━━ Data

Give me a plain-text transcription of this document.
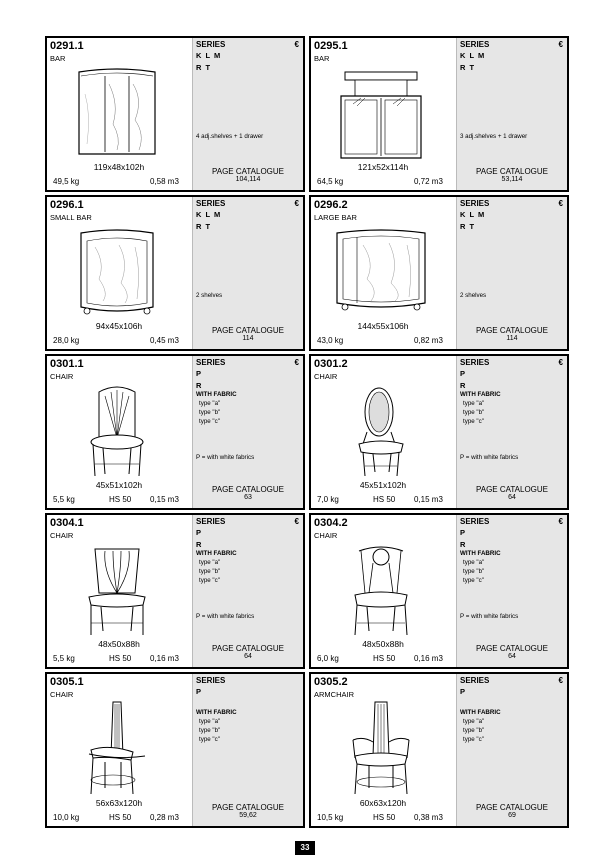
0291.1
BAR
119x48x102h
49,5 kg	0,58 m3
SERIES	€
K L M
R T
4 adj.shelves + 1 drawer
PAGE CATALOGUE
104,114
0295.1
BAR
121x52x114h
64,5 kg	0,72 m3
SERIES	€
K L M
R T
3 adj.shelves + 1 drawer
PAGE CATALOGUE
53,114
0296.1
SMALL BAR
94x45x106h
28,0 kg	0,45 m3
SERIES	€
K L M
R T
2 shelves
PAGE CATALOGUE
114
0296.2
LARGE BAR
144x55x106h
43,0 kg	0,82 m3
SERIES	€
K L M
R T
2 shelves
PAGE CATALOGUE
114
0301.1
CHAIR
45x51x102h
5,5 kg	HS 50 0,15 m3
SERIES	€
P
R
WITH FABRIC
type "a"
type "b"
type "c"
P = with white fabrics
PAGE CATALOGUE
63
0301.2
CHAIR
45x51x102h
7,0 kg	HS 50 0,15 m3
SERIES	€
P
R
WITH FABRIC
type "a"
type "b"
type "c"
P = with white fabrics
PAGE CATALOGUE
64
0304.1
CHAIR
48x50x88h
5,5 kg	HS 50 0,16 m3
SERIES	€
P
R
WITH FABRIC
type "a"
type "b"
type "c"
P = with white fabrics
PAGE CATALOGUE
64
0304.2
CHAIR
48x50x88h
6,0 kg	HS 50 0,16 m3
SERIES	€
P
R
WITH FABRIC
type "a"
type "b"
type "c"
P = with white fabrics
PAGE CATALOGUE
64
0305.1
CHAIR
56x63x120h
10,0 kg	HS 50 0,28 m3
SERIES
P
WITH FABRIC
type "a"
type "b"
type "c"
PAGE CATALOGUE
59,62
0305.2
ARMCHAIR
60x63x120h
10,5 kg	HS 50 0,38 m3
SERIES	€
P
WITH FABRIC
type "a"
type "b"
type "c"
PAGE CATALOGUE
69
33
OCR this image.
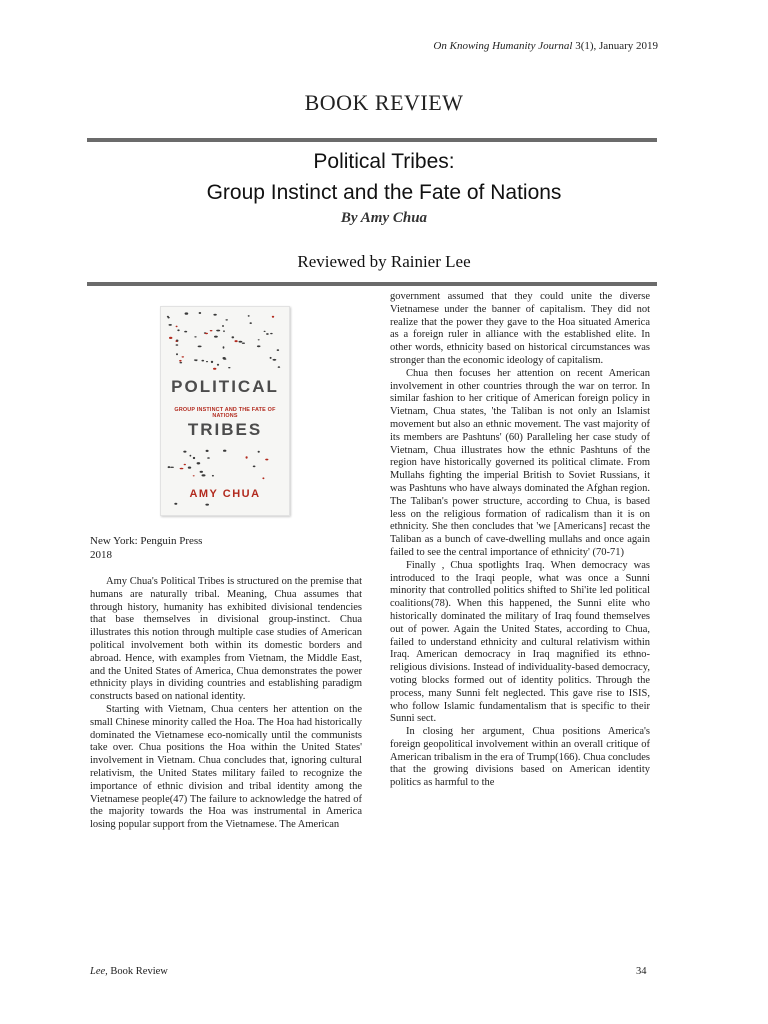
On Knowing Humanity Journal 3(1), January 2019
BOOK REVIEW
Political Tribes:
Group Instinct and the Fate of Nations
By Amy Chua
Reviewed by Rainier Lee
POLITICAL
GROUP INSTINCT AND THE FATE OF NATIONS
TRIBES
AMY CHUA
New York: Penguin Press
2018

Amy Chua's Political Tribes is structured on the premise that humans are naturally tribal. Meaning, Chua assumes that through history, humanity has exhibited divisional tendencies that base themselves in divisional group-instinct. Chua illustrates this notion through multiple case studies of American political involvement both within its domestic borders and abroad. Hence, with examples from Vietnam, the Middle East, and the United States of America, Chua demonstrates the power ethnicity plays in dividing countries and establishing paradigm constructs based on national identity.

Starting with Vietnam, Chua centers her attention on the small Chinese minority called the Hoa. The Hoa had historically dominated the Vietnamese eco-nomically until the communists take over. Chua positions the Hoa within the United States' involvement in Vietnam. Chua concludes that, ignoring cultural relativism, the United States military failed to recognize the importance of ethnic division and tribal identity among the Vietnamese people(47) The failure to acknowledge the hatred of the majority towards the Hoa was instrumental in America losing popular support from the Vietnamese. The American

government assumed that they could unite the diverse Vietnamese under the banner of capitalism. They did not realize that the power they gave to the Hoa situated America as a foreign ruler in alliance with the established elite. In other words, ethnicity based on historical circumstances was stronger than the economic ideology of capitalism.

Chua then focuses her attention on recent American involvement in other countries through the war on terror. In similar fashion to her critique of American foreign policy in Vietnam, Chua states, 'the Taliban is not only an Islamist movement but also an ethnic movement. The vast majority of its members are Pashtuns' (60) Paralleling her case study of Vietnam, Chua illustrates how the ethnic Pashtuns of the region have historically governed its political climate. From Mullahs fighting the imperial British to Soviet Russians, it was Pashtuns who have always dominated the Afghan region. The Taliban's power structure, according to Chua, is based less on the religious formation of radicalism than it is on ethnicity. She then concludes that 'we [Americans] recast the Taliban as a bunch of cave-dwelling mullahs and once again failed to see the central importance of ethnicity' (70-71)

Finally , Chua spotlights Iraq. When democracy was introduced to the Iraqi people, what was once a Sunni minority that controlled politics shifted to Shi'ite led political coalitions(78). When this happened, the Sunni elite who historically dominated the military of Iraq found themselves out of power. Again the United States, according to Chua, failed to understand ethnicity and cultural relativism within Iraq. American democracy in Iraq magnified its ethno-religious divisions. Instead of individuality-based democracy, voting blocks formed out of identity politics. Through the process, many Sunni felt neglected. This gave rise to ISIS, who follow Islamic fundamentalism that is specific to their Sunni sect.

In closing her argument, Chua positions America's foreign geopolitical involvement within an overall critique of American tribalism in the era of Trump(166). Chua concludes that the growing divisions based on American identity politics as harmful to the

Lee, Book Review	34
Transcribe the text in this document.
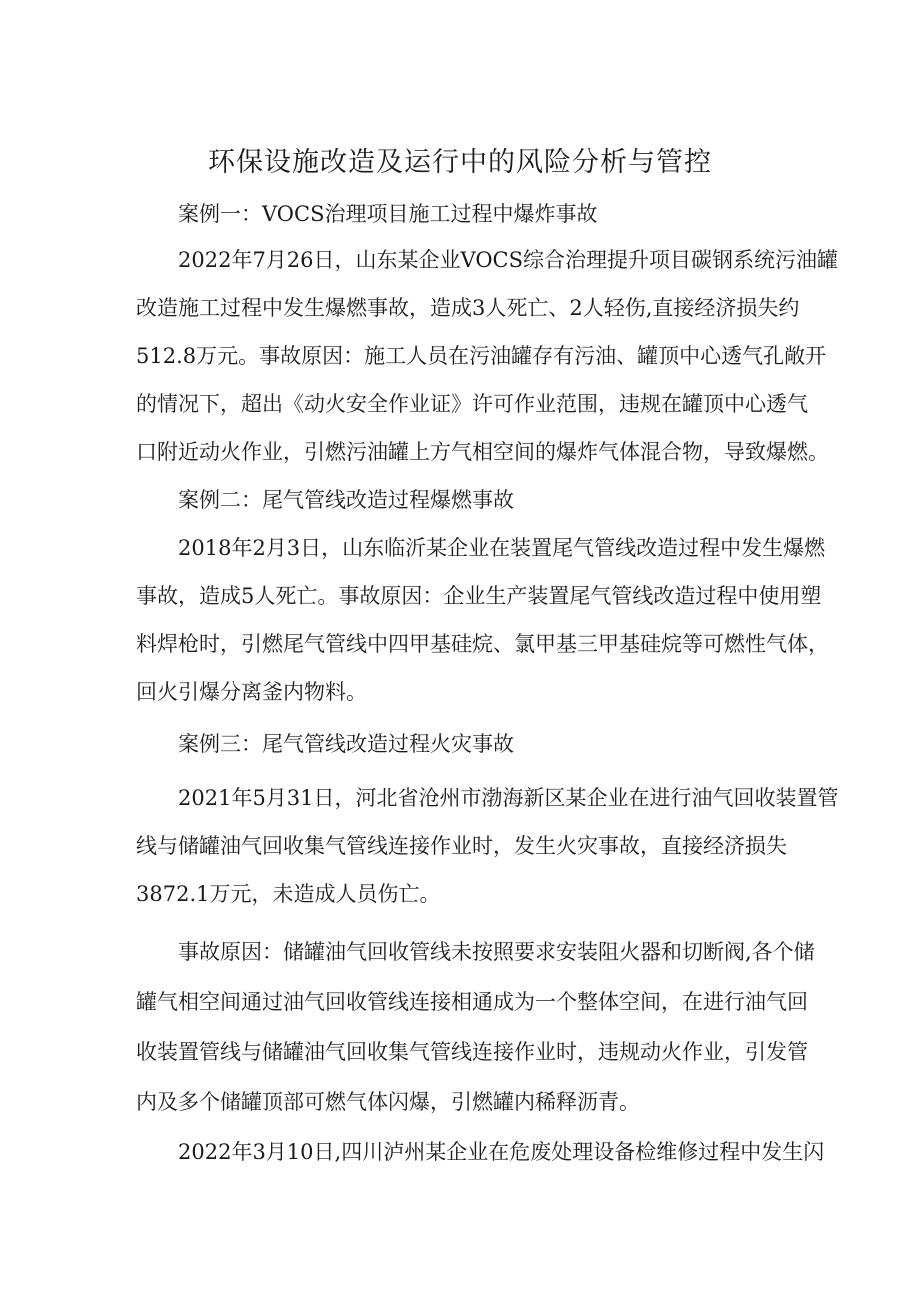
环保设施改造及运行中的风险分析与管控

案例一：VOCS治理项目施工过程中爆炸事故

2022年7月26日，山东某企业VOCS综合治理提升项目碳钢系统污油罐

改造施工过程中发生爆燃事故，造成3人死亡、2人轻伤,直接经济损失约

512.8万元。事故原因：施工人员在污油罐存有污油、罐顶中心透气孔敞开

的情况下，超出《动火安全作业证》许可作业范围，违规在罐顶中心透气

口附近动火作业，引燃污油罐上方气相空间的爆炸气体混合物，导致爆燃。

案例二：尾气管线改造过程爆燃事故

2018年2月3日，山东临沂某企业在装置尾气管线改造过程中发生爆燃

事故，造成5人死亡。事故原因：企业生产装置尾气管线改造过程中使用塑

料焊枪时，引燃尾气管线中四甲基硅烷、氯甲基三甲基硅烷等可燃性气体，

回火引爆分离釜内物料。

案例三：尾气管线改造过程火灾事故

2021年5月31日，河北省沧州市渤海新区某企业在进行油气回收装置管

线与储罐油气回收集气管线连接作业时，发生火灾事故，直接经济损失

3872.1万元，未造成人员伤亡。

事故原因：储罐油气回收管线未按照要求安装阻火器和切断阀,各个储

罐气相空间通过油气回收管线连接相通成为一个整体空间，在进行油气回

收装置管线与储罐油气回收集气管线连接作业时，违规动火作业，引发管

内及多个储罐顶部可燃气体闪爆，引燃罐内稀释沥青。

2022年3月10日,四川泸州某企业在危废处理设备检维修过程中发生闪
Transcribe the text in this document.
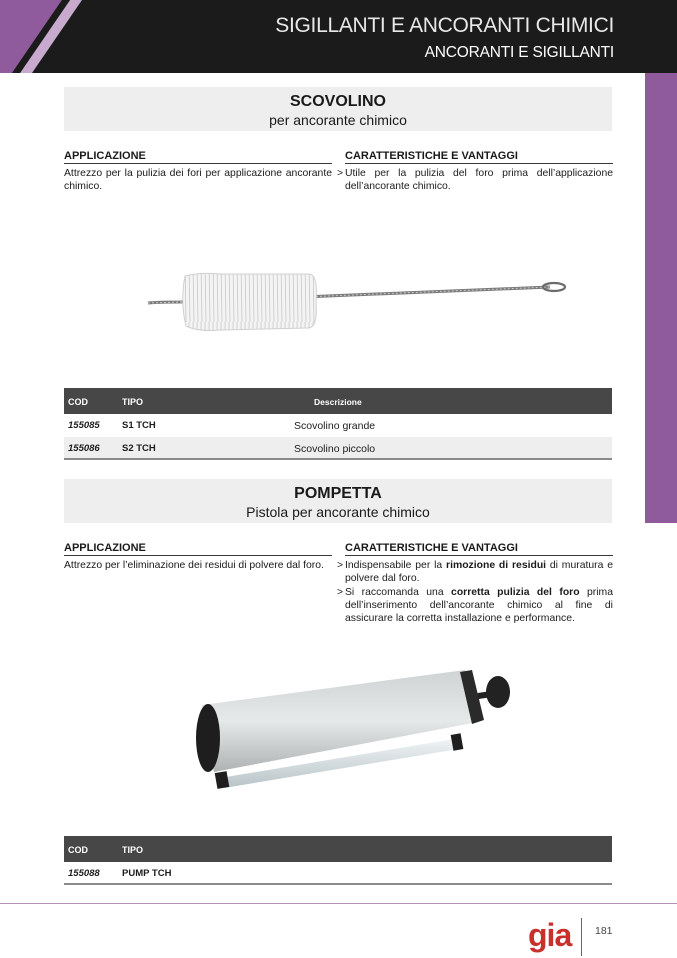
SIGILLANTI E ANCORANTI CHIMICI
ANCORANTI E SIGILLANTI
SCOVOLINO
per ancorante chimico
APPLICAZIONE	CARATTERISTICHE E VANTAGGI
Attrezzo per la pulizia dei fori per applicazione ancorante chimico.
> Utile per la pulizia del foro prima dell’applicazione dell’ancorante chimico.
COD	TIPO	Descrizione
155085 S1 TCH	Scovolino grande
155086 S2 TCH	Scovolino piccolo
POMPETTA
Pistola per ancorante chimico
APPLICAZIONE	CARATTERISTICHE E VANTAGGI
Attrezzo per l’eliminazione dei residui di polvere dal foro.	> Indispensabile per la rimozione di residui di muratura e polvere dal foro.
> Si raccomanda una corretta pulizia del foro prima dell’inserimento dell’ancorante chimico al fine di assicurare la corretta installazione e performance.
COD	TIPO
155088 PUMP TCH
gia 181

━━━━

Exercise: Reproduce each line holding the word "事故原因".

Task answer:
512.8万元。事故原因：施工人员在污油罐存有污油、罐顶中心透气孔敞开
事故，造成5人死亡。事故原因：企业生产装置尾气管线改造过程中使用塑
事故原因：储罐油气回收管线未按照要求安装阻火器和切断阀,各个储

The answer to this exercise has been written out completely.